[Objective]
Show, in full, each line of the data that contains "vacations".

[Figure data in JSON]

= = = = =

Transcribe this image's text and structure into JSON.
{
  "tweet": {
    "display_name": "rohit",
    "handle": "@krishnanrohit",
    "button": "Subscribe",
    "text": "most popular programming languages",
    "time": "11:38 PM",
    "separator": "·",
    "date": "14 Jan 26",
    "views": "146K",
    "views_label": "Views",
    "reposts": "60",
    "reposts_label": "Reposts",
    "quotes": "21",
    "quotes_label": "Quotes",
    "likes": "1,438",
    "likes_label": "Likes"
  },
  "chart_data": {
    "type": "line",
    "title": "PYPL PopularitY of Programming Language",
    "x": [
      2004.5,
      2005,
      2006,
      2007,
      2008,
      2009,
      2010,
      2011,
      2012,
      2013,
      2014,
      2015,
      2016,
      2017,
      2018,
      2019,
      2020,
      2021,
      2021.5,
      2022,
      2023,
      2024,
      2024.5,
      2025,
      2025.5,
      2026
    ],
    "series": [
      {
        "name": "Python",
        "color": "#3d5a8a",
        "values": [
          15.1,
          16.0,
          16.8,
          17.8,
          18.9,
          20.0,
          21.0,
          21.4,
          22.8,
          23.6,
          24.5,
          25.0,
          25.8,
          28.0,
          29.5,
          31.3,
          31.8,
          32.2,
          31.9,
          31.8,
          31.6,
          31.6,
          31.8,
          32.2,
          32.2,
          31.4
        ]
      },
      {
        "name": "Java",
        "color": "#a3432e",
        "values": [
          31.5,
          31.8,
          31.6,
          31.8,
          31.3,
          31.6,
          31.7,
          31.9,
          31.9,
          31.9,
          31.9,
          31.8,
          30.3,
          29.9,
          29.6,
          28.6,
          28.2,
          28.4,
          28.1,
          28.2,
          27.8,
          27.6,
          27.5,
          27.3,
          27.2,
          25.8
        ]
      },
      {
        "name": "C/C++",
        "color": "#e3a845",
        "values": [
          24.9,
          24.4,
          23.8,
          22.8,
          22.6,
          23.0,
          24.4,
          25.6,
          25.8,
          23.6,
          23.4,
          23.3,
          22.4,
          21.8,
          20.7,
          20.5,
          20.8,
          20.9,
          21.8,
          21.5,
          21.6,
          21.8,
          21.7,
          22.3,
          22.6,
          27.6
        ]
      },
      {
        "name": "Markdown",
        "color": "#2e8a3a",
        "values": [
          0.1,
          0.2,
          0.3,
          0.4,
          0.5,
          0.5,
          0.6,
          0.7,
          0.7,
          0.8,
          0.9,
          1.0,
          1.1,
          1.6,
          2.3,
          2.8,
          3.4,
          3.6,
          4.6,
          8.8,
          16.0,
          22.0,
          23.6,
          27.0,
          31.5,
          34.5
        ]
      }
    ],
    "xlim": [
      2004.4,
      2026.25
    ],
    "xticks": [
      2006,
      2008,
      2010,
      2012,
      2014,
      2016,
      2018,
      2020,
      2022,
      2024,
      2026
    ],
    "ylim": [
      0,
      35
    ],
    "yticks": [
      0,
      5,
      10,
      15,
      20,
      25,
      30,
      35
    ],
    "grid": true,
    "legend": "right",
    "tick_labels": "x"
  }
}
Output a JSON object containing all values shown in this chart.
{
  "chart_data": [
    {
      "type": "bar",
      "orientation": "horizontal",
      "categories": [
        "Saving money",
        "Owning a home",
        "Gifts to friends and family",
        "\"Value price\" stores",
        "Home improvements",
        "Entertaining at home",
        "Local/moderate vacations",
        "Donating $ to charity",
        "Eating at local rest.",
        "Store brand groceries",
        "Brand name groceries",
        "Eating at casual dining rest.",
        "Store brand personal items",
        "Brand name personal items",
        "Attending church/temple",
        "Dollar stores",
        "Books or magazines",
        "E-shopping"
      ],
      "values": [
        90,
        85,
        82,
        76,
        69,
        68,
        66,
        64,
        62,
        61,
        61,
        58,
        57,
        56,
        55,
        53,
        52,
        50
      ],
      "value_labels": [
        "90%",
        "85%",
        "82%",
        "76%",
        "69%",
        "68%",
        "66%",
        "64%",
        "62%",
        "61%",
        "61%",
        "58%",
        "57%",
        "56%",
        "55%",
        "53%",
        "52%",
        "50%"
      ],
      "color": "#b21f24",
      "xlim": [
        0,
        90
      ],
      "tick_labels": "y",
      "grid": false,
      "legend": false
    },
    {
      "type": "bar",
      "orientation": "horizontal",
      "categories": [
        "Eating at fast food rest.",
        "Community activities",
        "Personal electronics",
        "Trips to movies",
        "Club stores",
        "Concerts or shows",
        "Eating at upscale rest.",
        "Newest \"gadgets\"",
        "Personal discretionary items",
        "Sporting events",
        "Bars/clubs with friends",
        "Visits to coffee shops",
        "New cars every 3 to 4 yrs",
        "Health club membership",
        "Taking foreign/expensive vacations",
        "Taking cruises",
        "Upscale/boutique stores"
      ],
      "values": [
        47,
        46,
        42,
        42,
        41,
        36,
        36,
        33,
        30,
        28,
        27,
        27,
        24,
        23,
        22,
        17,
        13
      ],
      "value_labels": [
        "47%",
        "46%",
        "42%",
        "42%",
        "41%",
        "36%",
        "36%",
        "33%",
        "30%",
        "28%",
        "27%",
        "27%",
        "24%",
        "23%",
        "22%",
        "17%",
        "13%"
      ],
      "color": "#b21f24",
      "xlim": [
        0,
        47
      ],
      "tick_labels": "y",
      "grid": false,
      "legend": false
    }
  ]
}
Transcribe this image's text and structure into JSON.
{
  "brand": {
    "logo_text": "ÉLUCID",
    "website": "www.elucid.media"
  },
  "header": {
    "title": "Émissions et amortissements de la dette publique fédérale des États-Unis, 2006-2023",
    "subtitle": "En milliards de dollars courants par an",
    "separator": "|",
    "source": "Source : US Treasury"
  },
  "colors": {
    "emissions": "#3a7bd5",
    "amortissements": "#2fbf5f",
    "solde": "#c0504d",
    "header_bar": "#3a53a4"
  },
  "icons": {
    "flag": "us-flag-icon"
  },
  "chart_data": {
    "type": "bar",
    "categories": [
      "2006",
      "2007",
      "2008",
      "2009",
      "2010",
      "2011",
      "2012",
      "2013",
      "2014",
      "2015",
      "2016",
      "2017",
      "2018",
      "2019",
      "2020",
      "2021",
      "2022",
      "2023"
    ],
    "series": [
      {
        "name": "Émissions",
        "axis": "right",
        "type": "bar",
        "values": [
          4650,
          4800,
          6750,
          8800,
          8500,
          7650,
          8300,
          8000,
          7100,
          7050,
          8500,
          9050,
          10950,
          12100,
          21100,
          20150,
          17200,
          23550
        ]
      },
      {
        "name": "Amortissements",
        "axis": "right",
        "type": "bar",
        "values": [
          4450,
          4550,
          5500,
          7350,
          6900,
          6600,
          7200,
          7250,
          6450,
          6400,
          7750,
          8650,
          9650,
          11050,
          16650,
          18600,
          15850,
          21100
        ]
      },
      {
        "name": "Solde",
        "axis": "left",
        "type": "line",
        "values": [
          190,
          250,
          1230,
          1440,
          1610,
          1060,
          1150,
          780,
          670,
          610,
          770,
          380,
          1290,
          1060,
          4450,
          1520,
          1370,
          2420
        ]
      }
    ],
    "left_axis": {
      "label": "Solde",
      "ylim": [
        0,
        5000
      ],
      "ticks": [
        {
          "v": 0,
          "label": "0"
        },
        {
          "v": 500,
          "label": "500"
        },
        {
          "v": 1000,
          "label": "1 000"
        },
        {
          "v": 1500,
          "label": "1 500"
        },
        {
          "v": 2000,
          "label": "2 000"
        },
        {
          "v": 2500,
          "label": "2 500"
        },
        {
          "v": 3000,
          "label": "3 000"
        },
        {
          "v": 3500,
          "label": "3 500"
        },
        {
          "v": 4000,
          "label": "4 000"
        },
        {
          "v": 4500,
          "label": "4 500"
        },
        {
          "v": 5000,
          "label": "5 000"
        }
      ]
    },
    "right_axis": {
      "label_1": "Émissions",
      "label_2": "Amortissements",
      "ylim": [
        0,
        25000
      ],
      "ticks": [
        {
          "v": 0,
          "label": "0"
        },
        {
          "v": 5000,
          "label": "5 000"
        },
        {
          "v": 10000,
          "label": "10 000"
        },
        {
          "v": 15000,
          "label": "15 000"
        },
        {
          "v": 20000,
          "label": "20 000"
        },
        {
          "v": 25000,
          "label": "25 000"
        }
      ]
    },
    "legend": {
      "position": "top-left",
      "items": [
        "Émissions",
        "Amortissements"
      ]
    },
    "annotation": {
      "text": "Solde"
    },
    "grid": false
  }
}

= = = = =

[Final result]
        "Local/moderate vacations",
        "Taking foreign/expensive vacations",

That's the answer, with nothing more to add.